## Goal of the exercise:
Every line with the word "type" in it should be extracted from the data that follows.

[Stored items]
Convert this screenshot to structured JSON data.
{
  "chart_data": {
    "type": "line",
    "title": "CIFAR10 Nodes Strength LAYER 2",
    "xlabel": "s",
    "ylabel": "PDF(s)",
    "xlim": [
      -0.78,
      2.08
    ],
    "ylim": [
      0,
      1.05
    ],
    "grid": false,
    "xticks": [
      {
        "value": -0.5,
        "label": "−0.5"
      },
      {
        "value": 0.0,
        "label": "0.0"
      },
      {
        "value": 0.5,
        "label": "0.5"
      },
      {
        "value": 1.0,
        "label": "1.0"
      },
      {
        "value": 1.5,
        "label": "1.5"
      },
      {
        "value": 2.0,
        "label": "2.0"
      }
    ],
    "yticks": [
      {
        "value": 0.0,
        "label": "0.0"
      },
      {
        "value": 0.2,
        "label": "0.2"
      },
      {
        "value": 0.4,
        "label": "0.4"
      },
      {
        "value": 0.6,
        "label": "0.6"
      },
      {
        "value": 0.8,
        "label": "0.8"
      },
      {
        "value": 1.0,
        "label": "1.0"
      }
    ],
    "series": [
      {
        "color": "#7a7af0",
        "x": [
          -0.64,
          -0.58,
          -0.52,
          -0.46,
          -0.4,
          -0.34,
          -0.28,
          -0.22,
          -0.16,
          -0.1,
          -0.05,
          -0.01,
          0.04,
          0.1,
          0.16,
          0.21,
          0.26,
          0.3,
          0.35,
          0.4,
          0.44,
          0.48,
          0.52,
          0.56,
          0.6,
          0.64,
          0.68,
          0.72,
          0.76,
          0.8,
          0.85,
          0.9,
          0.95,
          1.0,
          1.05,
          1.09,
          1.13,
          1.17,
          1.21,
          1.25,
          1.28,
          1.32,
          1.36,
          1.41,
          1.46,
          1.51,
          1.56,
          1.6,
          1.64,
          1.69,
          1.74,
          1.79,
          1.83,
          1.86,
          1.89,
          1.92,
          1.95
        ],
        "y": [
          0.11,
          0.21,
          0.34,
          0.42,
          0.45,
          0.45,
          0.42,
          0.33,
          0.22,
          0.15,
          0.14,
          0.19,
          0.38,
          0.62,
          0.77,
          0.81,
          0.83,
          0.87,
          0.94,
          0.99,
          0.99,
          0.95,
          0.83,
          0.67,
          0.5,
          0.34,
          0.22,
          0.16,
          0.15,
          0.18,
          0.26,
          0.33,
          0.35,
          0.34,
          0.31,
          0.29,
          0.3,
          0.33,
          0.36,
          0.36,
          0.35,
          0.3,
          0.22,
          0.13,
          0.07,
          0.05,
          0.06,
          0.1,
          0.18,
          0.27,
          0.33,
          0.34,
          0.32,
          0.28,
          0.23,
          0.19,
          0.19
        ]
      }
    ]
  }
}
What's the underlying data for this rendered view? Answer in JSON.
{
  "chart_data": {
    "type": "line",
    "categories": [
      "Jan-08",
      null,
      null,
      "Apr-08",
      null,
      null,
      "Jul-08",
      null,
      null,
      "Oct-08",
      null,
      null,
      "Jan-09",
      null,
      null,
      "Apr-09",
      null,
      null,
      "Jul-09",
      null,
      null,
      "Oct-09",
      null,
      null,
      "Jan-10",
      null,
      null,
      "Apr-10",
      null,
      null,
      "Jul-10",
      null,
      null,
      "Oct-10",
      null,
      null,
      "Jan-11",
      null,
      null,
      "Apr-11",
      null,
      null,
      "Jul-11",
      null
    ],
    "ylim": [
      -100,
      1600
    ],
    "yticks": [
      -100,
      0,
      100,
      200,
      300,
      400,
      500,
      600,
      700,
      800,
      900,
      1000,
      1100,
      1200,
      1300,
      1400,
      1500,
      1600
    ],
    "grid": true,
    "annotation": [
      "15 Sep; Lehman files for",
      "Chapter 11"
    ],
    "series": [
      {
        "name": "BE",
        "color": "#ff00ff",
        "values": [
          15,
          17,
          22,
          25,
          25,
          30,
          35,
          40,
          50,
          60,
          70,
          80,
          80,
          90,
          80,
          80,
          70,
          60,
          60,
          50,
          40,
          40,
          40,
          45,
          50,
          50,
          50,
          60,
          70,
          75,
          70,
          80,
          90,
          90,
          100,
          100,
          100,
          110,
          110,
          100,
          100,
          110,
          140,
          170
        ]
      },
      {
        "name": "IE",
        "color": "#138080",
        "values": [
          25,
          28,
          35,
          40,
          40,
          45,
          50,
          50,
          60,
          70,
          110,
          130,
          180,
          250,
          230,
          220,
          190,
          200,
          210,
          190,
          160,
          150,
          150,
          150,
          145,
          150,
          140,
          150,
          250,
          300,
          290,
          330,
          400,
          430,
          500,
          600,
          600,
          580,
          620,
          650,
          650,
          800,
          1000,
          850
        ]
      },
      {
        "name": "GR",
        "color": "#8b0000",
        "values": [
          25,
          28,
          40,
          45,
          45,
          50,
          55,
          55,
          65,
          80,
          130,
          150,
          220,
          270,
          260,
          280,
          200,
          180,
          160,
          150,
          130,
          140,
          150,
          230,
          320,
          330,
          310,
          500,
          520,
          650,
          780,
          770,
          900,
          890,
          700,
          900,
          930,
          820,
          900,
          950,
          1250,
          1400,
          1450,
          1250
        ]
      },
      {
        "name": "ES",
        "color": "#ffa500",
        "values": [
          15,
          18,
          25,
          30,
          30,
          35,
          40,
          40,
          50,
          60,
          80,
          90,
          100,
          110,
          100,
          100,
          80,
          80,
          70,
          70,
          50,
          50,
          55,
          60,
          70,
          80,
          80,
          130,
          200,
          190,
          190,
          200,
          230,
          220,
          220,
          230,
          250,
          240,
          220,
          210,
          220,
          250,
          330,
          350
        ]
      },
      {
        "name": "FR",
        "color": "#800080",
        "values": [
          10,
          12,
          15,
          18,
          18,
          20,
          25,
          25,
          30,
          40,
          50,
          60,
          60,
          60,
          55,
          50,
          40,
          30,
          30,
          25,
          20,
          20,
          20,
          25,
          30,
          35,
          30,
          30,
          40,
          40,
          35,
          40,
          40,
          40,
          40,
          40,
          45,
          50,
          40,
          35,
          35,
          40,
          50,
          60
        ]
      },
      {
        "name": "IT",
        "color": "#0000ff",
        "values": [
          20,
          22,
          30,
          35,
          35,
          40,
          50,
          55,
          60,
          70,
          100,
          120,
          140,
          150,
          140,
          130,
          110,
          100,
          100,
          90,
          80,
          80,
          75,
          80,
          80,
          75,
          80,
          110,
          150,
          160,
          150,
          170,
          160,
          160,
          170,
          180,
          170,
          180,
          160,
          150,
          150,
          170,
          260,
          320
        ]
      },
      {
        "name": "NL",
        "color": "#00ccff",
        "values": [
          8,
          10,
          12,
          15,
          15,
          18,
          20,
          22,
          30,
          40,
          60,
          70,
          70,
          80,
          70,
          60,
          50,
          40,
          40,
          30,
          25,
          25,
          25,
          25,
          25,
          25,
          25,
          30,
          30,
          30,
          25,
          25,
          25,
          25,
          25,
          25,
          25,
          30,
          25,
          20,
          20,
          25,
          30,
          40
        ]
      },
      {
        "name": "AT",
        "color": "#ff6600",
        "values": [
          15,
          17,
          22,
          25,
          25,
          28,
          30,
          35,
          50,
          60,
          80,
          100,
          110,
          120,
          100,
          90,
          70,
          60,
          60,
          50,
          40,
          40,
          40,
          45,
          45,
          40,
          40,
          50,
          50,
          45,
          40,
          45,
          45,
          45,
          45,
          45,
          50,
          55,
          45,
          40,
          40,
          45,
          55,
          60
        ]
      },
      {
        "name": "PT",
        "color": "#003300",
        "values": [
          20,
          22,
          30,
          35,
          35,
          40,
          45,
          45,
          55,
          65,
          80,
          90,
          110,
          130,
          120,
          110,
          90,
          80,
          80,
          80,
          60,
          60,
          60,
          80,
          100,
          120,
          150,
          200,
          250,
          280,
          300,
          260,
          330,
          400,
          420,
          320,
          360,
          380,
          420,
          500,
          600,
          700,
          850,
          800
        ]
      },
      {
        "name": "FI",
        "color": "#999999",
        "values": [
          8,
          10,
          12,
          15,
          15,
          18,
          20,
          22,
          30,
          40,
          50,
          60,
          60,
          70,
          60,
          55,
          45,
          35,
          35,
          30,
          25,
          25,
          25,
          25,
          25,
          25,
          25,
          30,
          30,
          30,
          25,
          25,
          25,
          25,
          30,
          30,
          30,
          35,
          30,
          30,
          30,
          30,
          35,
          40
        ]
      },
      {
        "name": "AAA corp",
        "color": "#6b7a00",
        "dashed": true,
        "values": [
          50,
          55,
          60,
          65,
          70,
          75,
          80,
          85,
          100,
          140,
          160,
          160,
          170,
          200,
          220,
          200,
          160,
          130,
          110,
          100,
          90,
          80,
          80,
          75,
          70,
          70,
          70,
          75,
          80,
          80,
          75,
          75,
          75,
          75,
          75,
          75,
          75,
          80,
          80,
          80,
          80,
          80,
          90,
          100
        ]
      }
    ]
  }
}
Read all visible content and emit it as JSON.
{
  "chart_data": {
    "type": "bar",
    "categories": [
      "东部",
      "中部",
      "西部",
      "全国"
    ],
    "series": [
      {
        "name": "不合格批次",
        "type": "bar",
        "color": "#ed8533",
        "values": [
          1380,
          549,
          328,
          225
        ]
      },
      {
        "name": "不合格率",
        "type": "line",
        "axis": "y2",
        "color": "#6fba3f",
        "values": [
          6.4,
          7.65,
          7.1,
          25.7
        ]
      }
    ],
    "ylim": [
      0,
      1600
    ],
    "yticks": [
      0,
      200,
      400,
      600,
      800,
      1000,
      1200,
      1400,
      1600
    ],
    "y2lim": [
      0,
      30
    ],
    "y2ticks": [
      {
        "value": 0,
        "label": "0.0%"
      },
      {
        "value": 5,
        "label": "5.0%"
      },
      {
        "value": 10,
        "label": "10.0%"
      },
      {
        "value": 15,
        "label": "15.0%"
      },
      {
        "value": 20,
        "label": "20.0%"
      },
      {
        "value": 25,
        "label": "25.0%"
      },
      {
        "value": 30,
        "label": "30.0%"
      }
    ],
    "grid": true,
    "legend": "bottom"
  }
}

## Result for this exercise:
    "type": "line",
    "type": "line",
    "type": "bar",
        "type": "bar",
        "type": "line",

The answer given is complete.